— Begin Exercise inputs —

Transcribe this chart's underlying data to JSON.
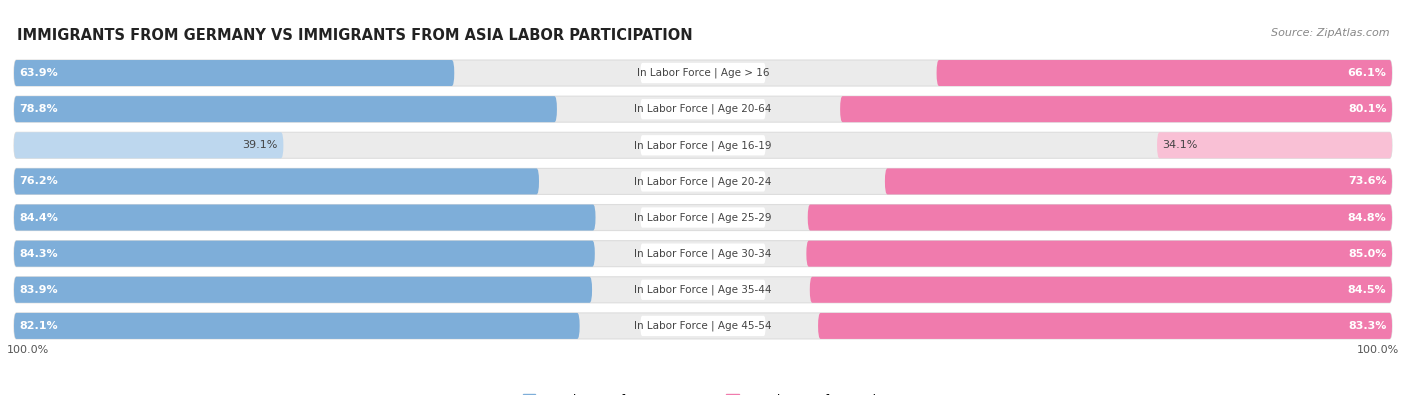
{
  "title": "IMMIGRANTS FROM GERMANY VS IMMIGRANTS FROM ASIA LABOR PARTICIPATION",
  "source": "Source: ZipAtlas.com",
  "categories": [
    "In Labor Force | Age > 16",
    "In Labor Force | Age 20-64",
    "In Labor Force | Age 16-19",
    "In Labor Force | Age 20-24",
    "In Labor Force | Age 25-29",
    "In Labor Force | Age 30-34",
    "In Labor Force | Age 35-44",
    "In Labor Force | Age 45-54"
  ],
  "germany_values": [
    63.9,
    78.8,
    39.1,
    76.2,
    84.4,
    84.3,
    83.9,
    82.1
  ],
  "asia_values": [
    66.1,
    80.1,
    34.1,
    73.6,
    84.8,
    85.0,
    84.5,
    83.3
  ],
  "germany_color": "#7EAED9",
  "germany_color_light": "#BDD7EE",
  "asia_color": "#F07BAD",
  "asia_color_light": "#F9C0D5",
  "row_bg_color": "#EBEBEB",
  "center_label_bg": "#FFFFFF",
  "label_color_dark": "#444444",
  "label_color_white": "#FFFFFF",
  "max_value": 100.0,
  "legend_germany": "Immigrants from Germany",
  "legend_asia": "Immigrants from Asia",
  "title_fontsize": 10.5,
  "source_fontsize": 8,
  "bar_label_fontsize": 8,
  "category_fontsize": 7.5,
  "legend_fontsize": 9,
  "axis_label_fontsize": 8
}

— End Exercise inputs —

__Written instruction__:
Return each line of the listing that holds the string "Force".

__Result for this exercise__:
    "In Labor Force | Age > 16",
    "In Labor Force | Age 20-64",
    "In Labor Force | Age 16-19",
    "In Labor Force | Age 20-24",
    "In Labor Force | Age 25-29",
    "In Labor Force | Age 30-34",
    "In Labor Force | Age 35-44",
    "In Labor Force | Age 45-54"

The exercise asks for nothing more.